__PROBLEM STATEMENT__. Using the records below, locate all lines containing "Accelerometer" and return them.
** START **
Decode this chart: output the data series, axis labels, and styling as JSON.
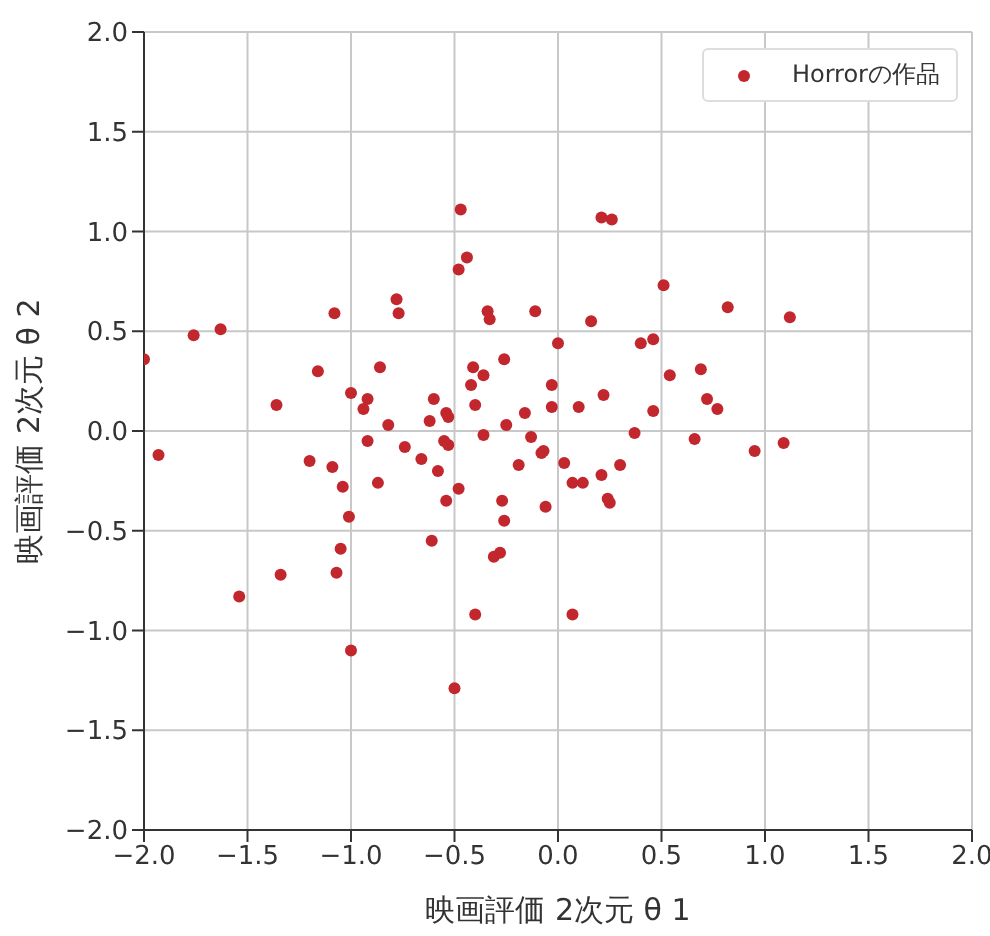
{
  "chart_data": {
    "type": "scatter",
    "xlabel": "映画評価 2次元 θ 1",
    "ylabel": "映画評価 2次元 θ 2",
    "xlim": [
      -2,
      2
    ],
    "xticks": [
      {
        "value": -2,
        "label": "−2.0"
      },
      {
        "value": -1.5,
        "label": "−1.5"
      },
      {
        "value": -1,
        "label": "−1.0"
      },
      {
        "value": -0.5,
        "label": "−0.5"
      },
      {
        "value": 0,
        "label": "0.0"
      },
      {
        "value": 0.5,
        "label": "0.5"
      },
      {
        "value": 1,
        "label": "1.0"
      },
      {
        "value": 1.5,
        "label": "1.5"
      },
      {
        "value": 2,
        "label": "2.0"
      }
    ],
    "ylim": [
      -2,
      2
    ],
    "yticks": [
      {
        "value": -2,
        "label": "−2.0"
      },
      {
        "value": -1.5,
        "label": "−1.5"
      },
      {
        "value": -1,
        "label": "−1.0"
      },
      {
        "value": -0.5,
        "label": "−0.5"
      },
      {
        "value": 0,
        "label": "0.0"
      },
      {
        "value": 0.5,
        "label": "0.5"
      },
      {
        "value": 1,
        "label": "1.0"
      },
      {
        "value": 1.5,
        "label": "1.5"
      },
      {
        "value": 2,
        "label": "2.0"
      }
    ],
    "grid": true,
    "legend": "top right",
    "marker": "circle",
    "series": [
      {
        "name": "Horrorの作品",
        "color": "#c1272d",
        "x": [
          -2.0,
          -1.93,
          -1.76,
          -1.63,
          -1.54,
          -1.36,
          -1.34,
          -1.2,
          -1.16,
          -1.09,
          -1.08,
          -1.07,
          -1.05,
          -1.04,
          -1.01,
          -1.0,
          -1.0,
          -0.94,
          -0.92,
          -0.92,
          -0.87,
          -0.86,
          -0.82,
          -0.78,
          -0.77,
          -0.74,
          -0.66,
          -0.62,
          -0.61,
          -0.6,
          -0.58,
          -0.55,
          -0.54,
          -0.54,
          -0.53,
          -0.53,
          -0.5,
          -0.48,
          -0.48,
          -0.47,
          -0.44,
          -0.42,
          -0.41,
          -0.4,
          -0.4,
          -0.36,
          -0.36,
          -0.34,
          -0.33,
          -0.31,
          -0.28,
          -0.27,
          -0.26,
          -0.26,
          -0.25,
          -0.19,
          -0.16,
          -0.13,
          -0.11,
          -0.08,
          -0.07,
          -0.06,
          -0.03,
          -0.03,
          0.0,
          0.03,
          0.07,
          0.07,
          0.1,
          0.12,
          0.16,
          0.21,
          0.22,
          0.21,
          0.24,
          0.25,
          0.26,
          0.3,
          0.37,
          0.4,
          0.46,
          0.46,
          0.51,
          0.54,
          0.66,
          0.69,
          0.72,
          0.77,
          0.82,
          0.95,
          1.09,
          1.12
        ],
        "values": [
          0.36,
          -0.12,
          0.48,
          0.51,
          -0.83,
          0.13,
          -0.72,
          -0.15,
          0.3,
          -0.18,
          0.59,
          -0.71,
          -0.59,
          -0.28,
          -0.43,
          0.19,
          -1.1,
          0.11,
          0.16,
          -0.05,
          -0.26,
          0.32,
          0.03,
          0.66,
          0.59,
          -0.08,
          -0.14,
          0.05,
          -0.55,
          0.16,
          -0.2,
          -0.05,
          0.09,
          -0.35,
          0.07,
          -0.07,
          -1.29,
          -0.29,
          0.81,
          1.11,
          0.87,
          0.23,
          0.32,
          -0.92,
          0.13,
          0.28,
          -0.02,
          0.6,
          0.56,
          -0.63,
          -0.61,
          -0.35,
          0.36,
          -0.45,
          0.03,
          -0.17,
          0.09,
          -0.03,
          0.6,
          -0.11,
          -0.1,
          -0.38,
          0.23,
          0.12,
          0.44,
          -0.16,
          -0.26,
          -0.92,
          0.12,
          -0.26,
          0.55,
          1.07,
          0.18,
          -0.22,
          -0.34,
          -0.36,
          1.06,
          -0.17,
          -0.01,
          0.44,
          0.46,
          0.1,
          0.73,
          0.28,
          -0.04,
          0.31,
          0.16,
          0.11,
          0.62,
          -0.1,
          -0.06,
          0.57
        ]
      }
    ]
  }
}
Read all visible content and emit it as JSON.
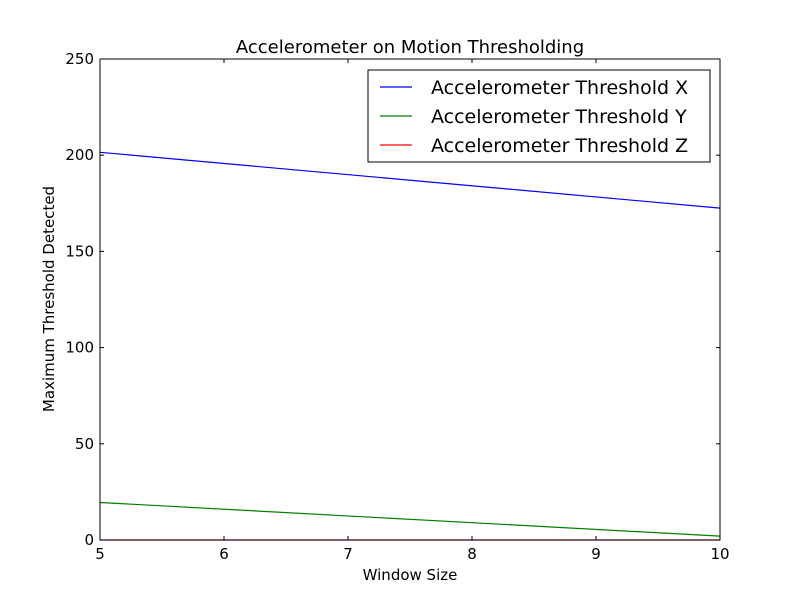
{
  "chart_data": {
    "type": "line",
    "title": "Accelerometer on Motion Thresholding",
    "xlabel": "Window Size",
    "ylabel": "Maximum Threshold Detected",
    "xlim": [
      5,
      10
    ],
    "ylim": [
      0,
      250
    ],
    "xticks": [
      "5",
      "6",
      "7",
      "8",
      "9",
      "10"
    ],
    "yticks": [
      "0",
      "50",
      "100",
      "150",
      "200",
      "250"
    ],
    "grid": false,
    "legend_position": "top-right",
    "series": [
      {
        "name": "Accelerometer Threshold X",
        "color": "#0000ff",
        "x": [
          5,
          10
        ],
        "y": [
          201.5,
          172.5
        ]
      },
      {
        "name": "Accelerometer Threshold Y",
        "color": "#008000",
        "x": [
          5,
          10
        ],
        "y": [
          19.5,
          2
        ]
      },
      {
        "name": "Accelerometer Threshold Z",
        "color": "#ff0000",
        "x": [
          5,
          10
        ],
        "y": [
          0,
          0
        ]
      }
    ]
  }
}
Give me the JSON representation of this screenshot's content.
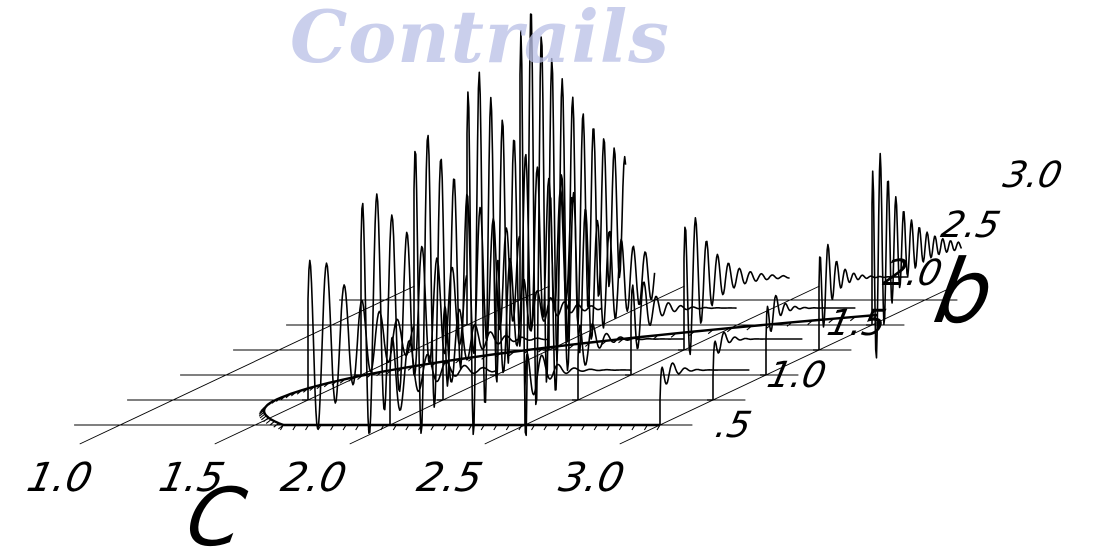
{
  "watermark": "Contrails",
  "axes": {
    "c": {
      "name": "C",
      "ticks": [
        "1.0",
        "1.5",
        "2.0",
        "2.5",
        "3.0"
      ]
    },
    "b": {
      "name": "b",
      "ticks": [
        ".5",
        "1.0",
        "1.5",
        "2.0",
        "2.5",
        "3.0"
      ]
    }
  },
  "c_values": [
    1.0,
    1.5,
    2.0,
    2.5,
    3.0
  ],
  "b_values": [
    0.5,
    1.0,
    1.5,
    2.0,
    2.5,
    3.0
  ],
  "style": {
    "ink": "#000000",
    "watermark_color": "#b9bfe6"
  }
}
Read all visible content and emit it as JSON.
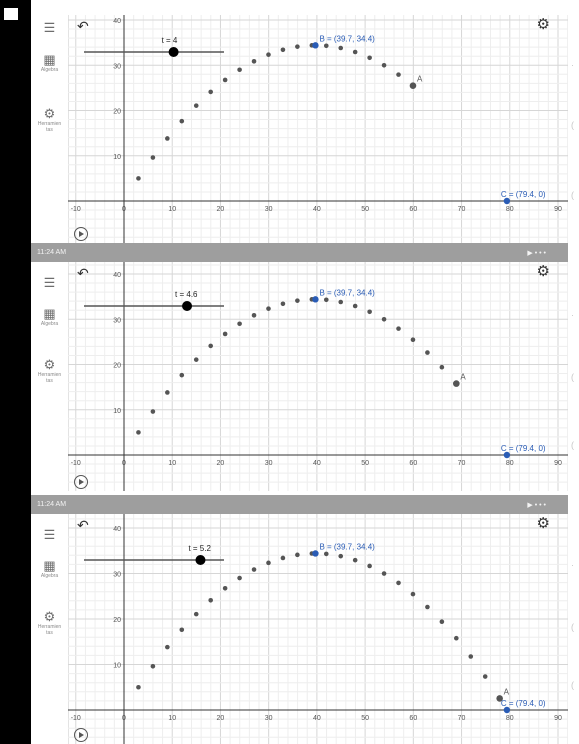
{
  "sidebar": {
    "menu_icon": "hamburger-menu-icon",
    "algebra_icon": "calculator-icon",
    "algebra_label": "Algebra",
    "tools_icon": "tools-icon",
    "tools_label_1": "Herramien",
    "tools_label_2": "tas"
  },
  "status_bar": {
    "time": "11:24 AM",
    "icons": "▶ • • •"
  },
  "graph": {
    "x_ticks": [
      -10,
      0,
      10,
      20,
      30,
      40,
      50,
      60,
      70,
      80,
      90
    ],
    "y_ticks": [
      10,
      20,
      30,
      40
    ],
    "point_B_label": "B = (39.7, 34.4)",
    "point_C_label": "C = (79.4, 0)",
    "point_A_label": "A",
    "point_B": [
      39.7,
      34.4
    ],
    "point_C": [
      79.4,
      0
    ],
    "colors": {
      "accent": "#2a5cb5",
      "point": "#555555",
      "slider": "#000000"
    }
  },
  "panels": [
    {
      "slider_label": "t = 4",
      "t": 4.0
    },
    {
      "slider_label": "t = 4.6",
      "t": 4.6
    },
    {
      "slider_label": "t = 5.2",
      "t": 5.2
    }
  ]
}
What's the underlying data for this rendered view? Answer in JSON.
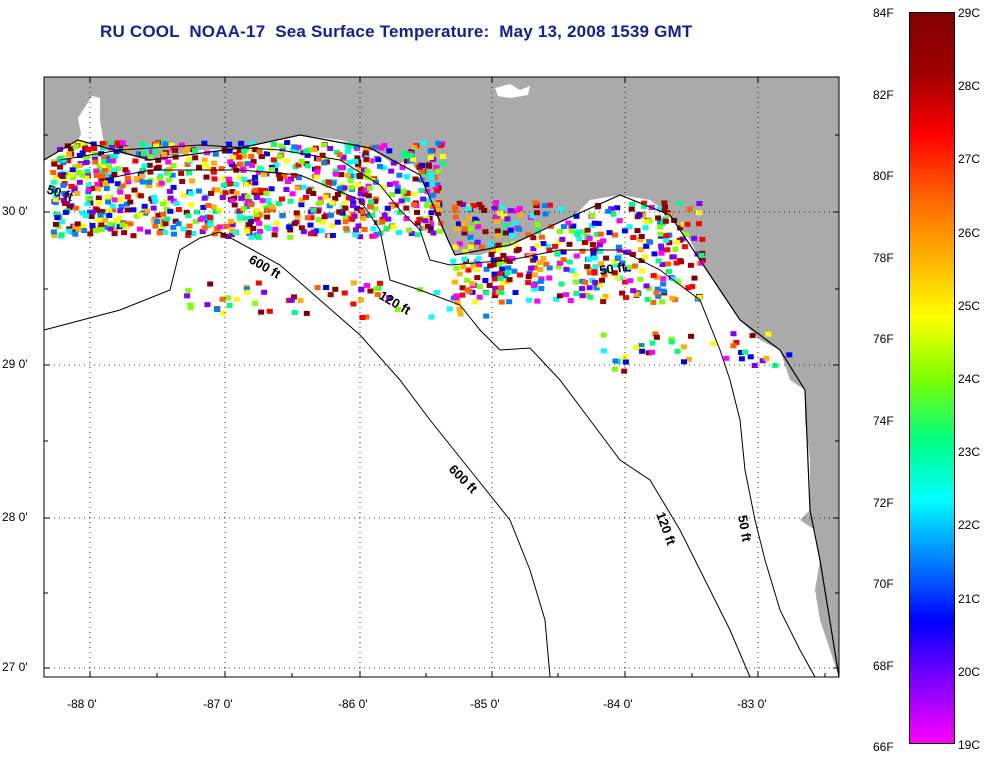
{
  "title": "RU COOL  NOAA-17  Sea Surface Temperature:  May 13, 2008 1539 GMT",
  "map": {
    "land_color": "#aaaaaa",
    "water_color": "#ffffff",
    "lon_ticks": [
      "-88 0'",
      "-87 0'",
      "-86 0'",
      "-85 0'",
      "-84 0'",
      "-83 0'"
    ],
    "lat_ticks": [
      "30 0'",
      "29 0'",
      "28 0'",
      "27 0'"
    ],
    "contour_labels": [
      "50 ft",
      "600 ft",
      "120 ft",
      "50 ft",
      "600 ft",
      "120 ft",
      "50 ft"
    ]
  },
  "colorbar": {
    "fahrenheit": [
      "84F",
      "82F",
      "80F",
      "78F",
      "76F",
      "74F",
      "72F",
      "70F",
      "68F",
      "66F"
    ],
    "celsius": [
      "29C",
      "28C",
      "27C",
      "26C",
      "25C",
      "24C",
      "23C",
      "22C",
      "21C",
      "20C",
      "19C"
    ],
    "colors": [
      "#ff00ff",
      "#8000ff",
      "#0000ff",
      "#0080ff",
      "#00ffff",
      "#00ff80",
      "#80ff00",
      "#ffff00",
      "#ffb000",
      "#ff6000",
      "#ff0000",
      "#a00000",
      "#800000"
    ]
  }
}
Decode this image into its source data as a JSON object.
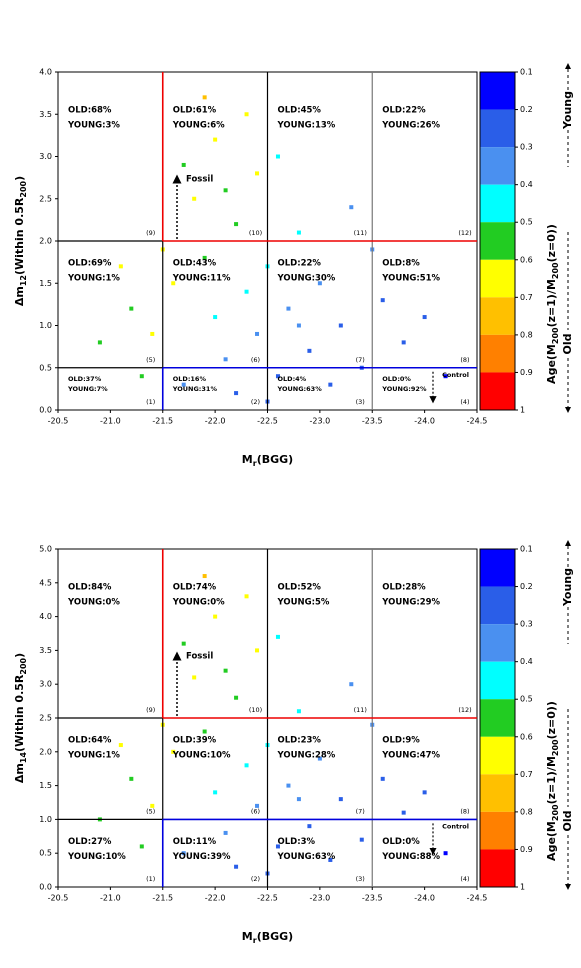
** END **
__TASK RESPONSE__.
    "title": "Accelerometer on Motion Thresholding",
        "name": "Accelerometer Threshold X",
        "name": "Accelerometer Threshold Y",
        "name": "Accelerometer Threshold Z",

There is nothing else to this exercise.